- _Work instructions_:
Omit all pictures and give the records below again exactly as written.

(Records from a dataset)
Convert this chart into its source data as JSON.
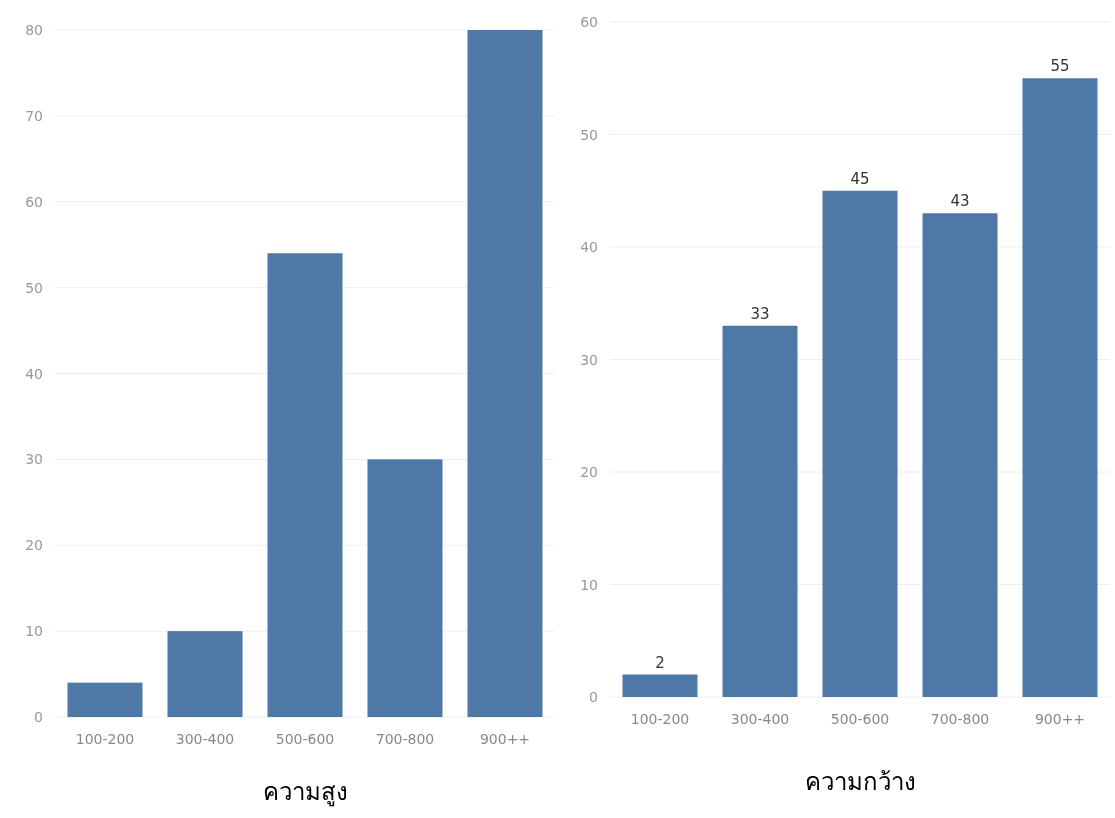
{
  "chart_data": [
    {
      "type": "bar",
      "xlabel": "ความสูง",
      "categories": [
        "100-200",
        "300-400",
        "500-600",
        "700-800",
        "900++"
      ],
      "values": [
        4,
        10,
        54,
        30,
        80
      ],
      "color": "#4e79a7",
      "ylim": [
        0,
        80
      ],
      "yticks": [
        0,
        10,
        20,
        30,
        40,
        50,
        60,
        70,
        80
      ],
      "grid": "y"
    },
    {
      "type": "bar",
      "xlabel": "ความกว้าง",
      "categories": [
        "100-200",
        "300-400",
        "500-600",
        "700-800",
        "900++"
      ],
      "values": [
        2,
        33,
        45,
        43,
        55
      ],
      "color": "#4e79a7",
      "ylim": [
        0,
        60
      ],
      "yticks": [
        0,
        10,
        20,
        30,
        40,
        50,
        60
      ],
      "grid": "y",
      "data_labels": true
    }
  ]
}
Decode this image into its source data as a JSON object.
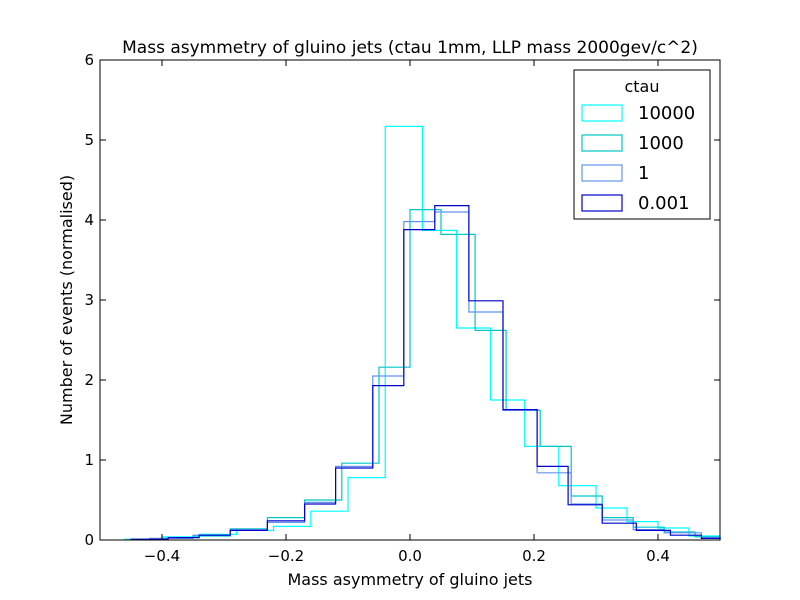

- _Exercise response_:
Convert this chart into its source data as JSON.
{
  "chart_data": [
    {
      "type": "bar",
      "xlabel": "ความสูง",
      "categories": [
        "100-200",
        "300-400",
        "500-600",
        "700-800",
        "900++"
      ],
      "values": [
        4,
        10,
        54,
        30,
        80
      ],
      "color": "#4e79a7",
      "ylim": [
        0,
        80
      ],
      "yticks": [
        0,
        10,
        20,
        30,
        40,
        50,
        60,
        70,
        80
      ],
      "grid": "y"
    },
    {
      "type": "bar",
      "xlabel": "ความกว้าง",
      "categories": [
        "100-200",
        "300-400",
        "500-600",
        "700-800",
        "900++"
      ],
      "values": [
        2,
        33,
        45,
        43,
        55
      ],
      "color": "#4e79a7",
      "ylim": [
        0,
        60
      ],
      "yticks": [
        0,
        10,
        20,
        30,
        40,
        50,
        60
      ],
      "grid": "y",
      "data_labels": true
    }
  ]
}
Decode this image into its source data as a JSON object.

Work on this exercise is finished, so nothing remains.